**Texte source**
Foot foot foot… c’est LE sujet du moment. Difficile d’y échapper, à la télévision, dans la presse, dans la rue et les conversations. Et si l’on cherche à associer football et musique, qu’obtient-on ? Une question que s’est posée France Culture cette semaine, sous un titre volontairement provoquant : peut-on être mélomane et aimer le football ? (vous remarquerez que cela reste sous la forme interrogative).
Comme le rappelle le sociologue Bernard Lahire (auteur de La Culture des Individus), c’est en remontant aux « propriétés sociales » des deux types de publics que nous pouvons discerner certains éléments de divergence. Halte aux préjugés, me direz-vous, on peut aimer le football et la musique (classique, bien entendu) ! Certes, c’est possible, mais les nombreuses études conduites par le Ministère de la Culture, depuis plus de 40 ans, démontrent que les pratiques culturelles et sportives sont fortement corrélées au milieu social. Et, dans la classification des sociologues, la musique classique est plutôt l’apanage des « dominants », tandis que le foot appartient au domaine des « dominés ». Un vocabulaire qui peut paraître dur, voire choquant, mais qui, sans doute, reflète une partie des perceptions, de part et d’autre : un sentiment d’incompréhension, voire de mépris, pour ce qui peut constituer le centre d’intérêt, ou la passion, de « l’autre ».

**Données fournies**
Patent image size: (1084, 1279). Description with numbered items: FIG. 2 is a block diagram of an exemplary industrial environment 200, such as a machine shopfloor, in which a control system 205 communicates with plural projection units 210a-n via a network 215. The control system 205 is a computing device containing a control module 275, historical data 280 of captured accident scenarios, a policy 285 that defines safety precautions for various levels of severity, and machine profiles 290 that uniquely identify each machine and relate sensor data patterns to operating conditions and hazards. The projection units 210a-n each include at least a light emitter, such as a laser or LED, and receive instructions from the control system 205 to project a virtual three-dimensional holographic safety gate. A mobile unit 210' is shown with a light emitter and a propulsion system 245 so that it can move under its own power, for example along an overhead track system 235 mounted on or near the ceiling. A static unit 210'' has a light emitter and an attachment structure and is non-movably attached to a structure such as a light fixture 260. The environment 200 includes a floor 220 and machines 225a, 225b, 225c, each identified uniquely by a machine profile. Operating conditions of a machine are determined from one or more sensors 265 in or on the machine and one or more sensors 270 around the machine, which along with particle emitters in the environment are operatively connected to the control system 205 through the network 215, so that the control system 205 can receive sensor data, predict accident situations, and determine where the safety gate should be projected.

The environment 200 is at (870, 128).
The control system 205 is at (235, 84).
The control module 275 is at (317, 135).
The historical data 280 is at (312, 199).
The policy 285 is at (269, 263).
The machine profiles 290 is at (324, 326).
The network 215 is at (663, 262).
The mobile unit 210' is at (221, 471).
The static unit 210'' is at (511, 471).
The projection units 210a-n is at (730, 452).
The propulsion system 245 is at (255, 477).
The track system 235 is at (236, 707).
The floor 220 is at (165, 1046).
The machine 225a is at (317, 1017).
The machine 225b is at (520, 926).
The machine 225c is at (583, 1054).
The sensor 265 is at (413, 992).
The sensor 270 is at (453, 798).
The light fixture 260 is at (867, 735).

**Consignes**
1. Recopiez mot pour mot le passage du texte sur le football et la musique qui commence aux mots « Foot foot foot… » et s'arrête après les mots « la forme interrogative). ».
2. Relevez, dans le texte sur le football et la musique, tous les endroits où il est difficile d'échapper au sujet du football.
3. Écrivez la suite du texte sur le football et la musique, à partir de sa dernière phrase.
Les données n'ont aucun lien avec le texte sur le football et la musique.

**Réponses par consigne**
1.
Foot foot foot… c’est LE sujet du moment. Difficile d’y échapper, à la télévision, dans la presse, dans la rue et les conversations. Et si l’on cherche à associer football et musique, qu’obtient-on ? Une question que s’est posée France Culture cette semaine, sous un titre volontairement provoquant : peut-on être mélomane et aimer le football ? (vous remarquerez que cela reste sous la forme interrogative).

2. la télévision, la presse, la rue, les conversations

3.
Cependant, comme le rappelle avec justesse le sociologue, il ne faudrait pas y voir un simple effet de miroir. Ces deux regards sont en effet « assymétriques » dans la société actuelle. Si l’intérêt pour la musique classique, une forme culturelle considérée comme prestigieuse, pourrait à premier abord apparaître comme valorisante, les études montrent un certain sentiment de honte chez les jeunes qui apprécient la musique classique. Ainsi, lors d’une étude menée auprès de plusieurs groupes de jeunes, c’est seulement lors des entretiens individuels que certains jeunes « osaient » déclarer leur attrait pour la musique classique. Lors des entretiens collectifs, rien n’était dit, par peur sans doute du jugement méprisant ou moqueur de leurs pairs.
Heureusement, l’attrait pour l’un ou l’autre n’est pas imperméable à différentes classes sociales, mais, lorsque la pratique n’est pas forcément « conforme » à celle du groupe social auquel appartient l’individu, il sentira souvent le besoin de s’en justifier, comme si cela n’était pas « naturel » ou autorisé.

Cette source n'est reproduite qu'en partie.